Dataset rows about figures

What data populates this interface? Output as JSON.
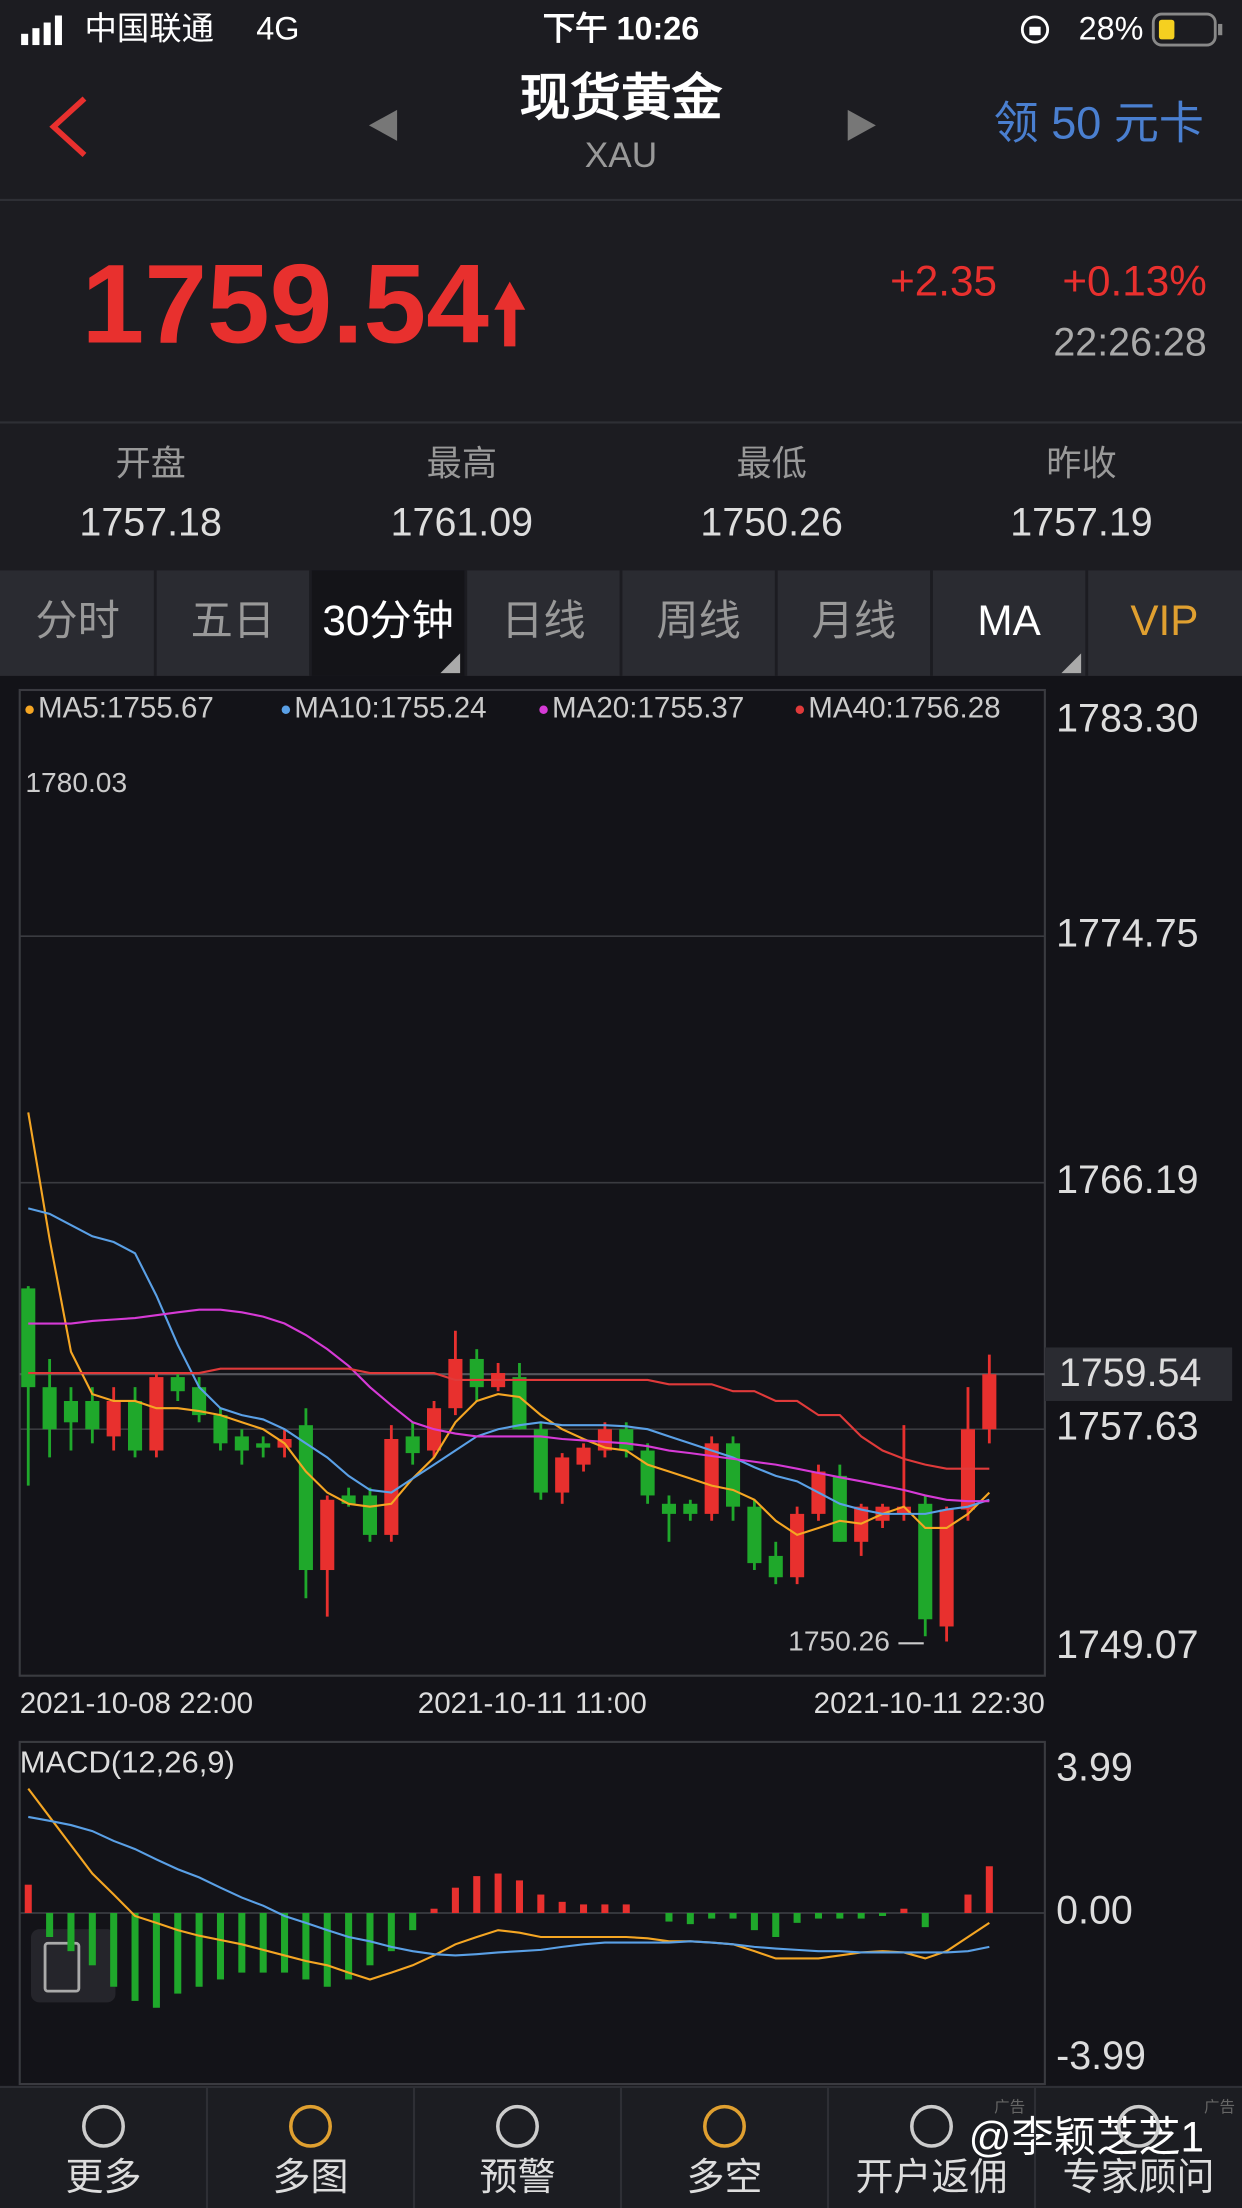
{
  "status_bar": {
    "carrier": "中国联通",
    "network": "4G",
    "time": "下午 10:26",
    "battery": "28%"
  },
  "header": {
    "title": "现货黄金",
    "symbol": "XAU",
    "promo": "领 50 元卡"
  },
  "quote": {
    "price": "1759.54",
    "change": "+2.35",
    "change_pct": "+0.13%",
    "time": "22:26:28"
  },
  "stats": [
    {
      "label": "开盘",
      "value": "1757.18"
    },
    {
      "label": "最高",
      "value": "1761.09"
    },
    {
      "label": "最低",
      "value": "1750.26"
    },
    {
      "label": "昨收",
      "value": "1757.19"
    }
  ],
  "tabs": [
    "分时",
    "五日",
    "30分钟",
    "日线",
    "周线",
    "月线",
    "MA",
    "VIP"
  ],
  "chart_data": [
    {
      "type": "candlestick",
      "ylim": [
        1749.07,
        1783.3
      ],
      "yticks": [
        1749.07,
        1757.63,
        1766.19,
        1774.75,
        {
          "value": 1783.3,
          "label": "1783.30"
        }
      ],
      "grid": true,
      "x_tick_labels": [
        "2021-10-08 22:00",
        "2021-10-11 11:00",
        "2021-10-11 22:30"
      ],
      "up_color": "#e8302e",
      "down_color": "#1fa82b",
      "last_price": 1759.54,
      "annotations": [
        "1780.03",
        "1750.26"
      ],
      "open": [
        1762.52,
        1759.09,
        1758.61,
        1758.61,
        1757.38,
        1758.61,
        1756.89,
        1759.44,
        1759.09,
        1758.12,
        1757.38,
        1757.14,
        1756.99,
        1757.77,
        1752.74,
        1755.33,
        1755.33,
        1753.96,
        1757.38,
        1756.89,
        1758.36,
        1760.07,
        1759.09,
        1759.44,
        1757.63,
        1755.43,
        1756.4,
        1756.89,
        1757.63,
        1756.89,
        1755.04,
        1755.04,
        1754.69,
        1757.14,
        1754.94,
        1753.23,
        1752.49,
        1754.69,
        1756.01,
        1753.72,
        1754.45,
        1754.69,
        1755.04,
        1750.78,
        1754.84,
        1757.63
      ],
      "high": [
        1762.6,
        1760.07,
        1759.09,
        1759.09,
        1759.09,
        1759.09,
        1759.58,
        1759.58,
        1759.44,
        1758.36,
        1757.63,
        1757.38,
        1757.63,
        1758.36,
        1755.33,
        1755.6,
        1755.6,
        1757.77,
        1757.87,
        1758.61,
        1761.05,
        1760.41,
        1759.93,
        1759.93,
        1757.87,
        1756.8,
        1757.14,
        1757.87,
        1757.87,
        1757.14,
        1755.33,
        1755.18,
        1757.38,
        1757.38,
        1755.18,
        1753.72,
        1754.94,
        1756.4,
        1756.4,
        1755.04,
        1755.04,
        1757.77,
        1755.33,
        1754.94,
        1759.09,
        1760.22
      ],
      "low": [
        1755.67,
        1756.65,
        1756.89,
        1757.14,
        1756.89,
        1756.65,
        1756.65,
        1758.61,
        1757.87,
        1756.89,
        1756.4,
        1756.65,
        1756.65,
        1751.76,
        1751.12,
        1754.94,
        1753.72,
        1753.72,
        1756.4,
        1756.65,
        1758.12,
        1758.61,
        1758.95,
        1757.63,
        1755.18,
        1755.04,
        1756.16,
        1756.65,
        1756.65,
        1755.04,
        1753.72,
        1754.45,
        1754.45,
        1754.45,
        1752.74,
        1752.25,
        1752.25,
        1754.45,
        1753.72,
        1753.23,
        1754.2,
        1754.45,
        1750.44,
        1750.26,
        1754.45,
        1757.14
      ],
      "close": [
        1759.09,
        1757.63,
        1757.87,
        1757.63,
        1758.61,
        1756.89,
        1759.44,
        1758.95,
        1758.12,
        1757.14,
        1756.89,
        1756.99,
        1757.29,
        1752.74,
        1755.18,
        1755.04,
        1753.96,
        1757.29,
        1756.8,
        1758.36,
        1760.07,
        1759.09,
        1759.58,
        1757.63,
        1755.43,
        1756.65,
        1756.99,
        1757.63,
        1756.89,
        1755.33,
        1754.69,
        1754.69,
        1757.14,
        1754.94,
        1752.98,
        1752.49,
        1754.69,
        1756.16,
        1753.72,
        1754.94,
        1754.94,
        1754.94,
        1751.03,
        1754.84,
        1757.63,
        1759.54
      ],
      "series": [
        {
          "name": "MA5:1755.67",
          "color": "#f5a623",
          "values": [
            1768.63,
            1764.23,
            1760.32,
            1758.85,
            1758.61,
            1758.61,
            1758.36,
            1758.36,
            1758.26,
            1758.12,
            1757.87,
            1757.63,
            1757.14,
            1756.16,
            1755.43,
            1755.04,
            1754.94,
            1755.04,
            1755.92,
            1756.65,
            1757.87,
            1758.61,
            1758.85,
            1758.75,
            1758.12,
            1757.63,
            1757.29,
            1756.99,
            1756.89,
            1756.4,
            1756.16,
            1755.92,
            1755.67,
            1755.52,
            1755.18,
            1754.45,
            1753.96,
            1754.2,
            1754.45,
            1754.35,
            1754.69,
            1754.94,
            1754.2,
            1754.2,
            1754.69,
            1755.43
          ]
        },
        {
          "name": "MA10:1755.24",
          "color": "#5aa0e6",
          "values": [
            1765.3,
            1765.11,
            1764.72,
            1764.33,
            1764.13,
            1763.74,
            1762.27,
            1760.56,
            1759.09,
            1758.36,
            1758.12,
            1757.97,
            1757.63,
            1757.14,
            1756.65,
            1756.01,
            1755.52,
            1755.43,
            1755.92,
            1756.4,
            1756.89,
            1757.38,
            1757.63,
            1757.77,
            1757.87,
            1757.77,
            1757.77,
            1757.77,
            1757.73,
            1757.63,
            1757.38,
            1757.14,
            1756.89,
            1756.65,
            1756.31,
            1756.01,
            1755.82,
            1755.43,
            1755.04,
            1754.84,
            1754.69,
            1754.69,
            1754.69,
            1754.84,
            1754.94,
            1755.18
          ]
        },
        {
          "name": "MA20:1755.37",
          "color": "#d63ad6",
          "values": [
            1761.3,
            1761.3,
            1761.3,
            1761.39,
            1761.44,
            1761.49,
            1761.59,
            1761.69,
            1761.78,
            1761.78,
            1761.69,
            1761.54,
            1761.3,
            1760.9,
            1760.41,
            1759.83,
            1759.09,
            1758.46,
            1757.87,
            1757.63,
            1757.48,
            1757.38,
            1757.38,
            1757.38,
            1757.38,
            1757.29,
            1757.24,
            1757.19,
            1757.14,
            1757.04,
            1756.89,
            1756.8,
            1756.7,
            1756.6,
            1756.5,
            1756.4,
            1756.26,
            1756.11,
            1755.96,
            1755.82,
            1755.67,
            1755.52,
            1755.33,
            1755.18,
            1755.13,
            1755.13
          ]
        },
        {
          "name": "MA40:1756.28",
          "color": "#e03a3a",
          "values": [
            1759.58,
            1759.58,
            1759.58,
            1759.58,
            1759.58,
            1759.58,
            1759.58,
            1759.58,
            1759.58,
            1759.73,
            1759.73,
            1759.73,
            1759.73,
            1759.73,
            1759.73,
            1759.73,
            1759.58,
            1759.58,
            1759.58,
            1759.58,
            1759.34,
            1759.34,
            1759.34,
            1759.34,
            1759.34,
            1759.34,
            1759.34,
            1759.34,
            1759.34,
            1759.34,
            1759.19,
            1759.19,
            1759.19,
            1758.95,
            1758.95,
            1758.61,
            1758.61,
            1758.12,
            1758.12,
            1757.38,
            1756.89,
            1756.6,
            1756.4,
            1756.26,
            1756.26,
            1756.26
          ]
        }
      ]
    },
    {
      "type": "macd",
      "title": "MACD(12,26,9)",
      "ylim": [
        -3.99,
        3.99
      ],
      "yticks": [
        -3.99,
        {
          "value": 0,
          "label": "0.00"
        },
        3.99
      ],
      "up_color": "#e8302e",
      "down_color": "#1fa82b",
      "values": [
        0.66,
        -0.56,
        -0.89,
        -1.22,
        -1.72,
        -2.05,
        -2.21,
        -1.88,
        -1.72,
        -1.55,
        -1.39,
        -1.39,
        -1.39,
        -1.55,
        -1.72,
        -1.55,
        -1.22,
        -0.89,
        -0.4,
        0.1,
        0.59,
        0.86,
        0.92,
        0.76,
        0.43,
        0.26,
        0.2,
        0.2,
        0.2,
        0,
        -0.2,
        -0.26,
        -0.13,
        -0.13,
        -0.4,
        -0.56,
        -0.23,
        -0.13,
        -0.13,
        -0.13,
        -0.07,
        0.1,
        -0.33,
        0,
        0.43,
        1.09
      ],
      "series": [
        {
          "color": "#f5a623",
          "values": [
            2.9,
            2.24,
            1.58,
            0.92,
            0.43,
            -0.07,
            -0.23,
            -0.4,
            -0.53,
            -0.63,
            -0.73,
            -0.86,
            -0.99,
            -1.12,
            -1.22,
            -1.39,
            -1.55,
            -1.39,
            -1.22,
            -0.99,
            -0.73,
            -0.56,
            -0.4,
            -0.46,
            -0.56,
            -0.56,
            -0.56,
            -0.56,
            -0.56,
            -0.59,
            -0.66,
            -0.66,
            -0.69,
            -0.73,
            -0.89,
            -1.06,
            -1.06,
            -1.06,
            -0.99,
            -0.92,
            -0.89,
            -0.92,
            -1.06,
            -0.89,
            -0.56,
            -0.23
          ]
        },
        {
          "color": "#5aa0e6",
          "values": [
            2.24,
            2.15,
            2.05,
            1.91,
            1.68,
            1.49,
            1.25,
            1.02,
            0.83,
            0.59,
            0.36,
            0.17,
            -0.07,
            -0.23,
            -0.4,
            -0.56,
            -0.66,
            -0.79,
            -0.89,
            -0.96,
            -0.99,
            -0.96,
            -0.92,
            -0.89,
            -0.86,
            -0.79,
            -0.73,
            -0.69,
            -0.69,
            -0.69,
            -0.69,
            -0.66,
            -0.69,
            -0.73,
            -0.79,
            -0.83,
            -0.86,
            -0.89,
            -0.89,
            -0.92,
            -0.92,
            -0.92,
            -0.92,
            -0.92,
            -0.89,
            -0.79
          ]
        }
      ]
    }
  ],
  "nav": [
    "更多",
    "多图",
    "预警",
    "多空",
    "开户返佣",
    "专家顾问"
  ],
  "ad_labels": [
    "广告",
    "广告"
  ],
  "watermark": "@李颖芝芝1"
}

• Aim of the task: Copy each line from the data above that includes "name".

• Answer to this task:
          "name": "MA5:1755.67",
          "name": "MA10:1755.24",
          "name": "MA20:1755.37",
          "name": "MA40:1756.28",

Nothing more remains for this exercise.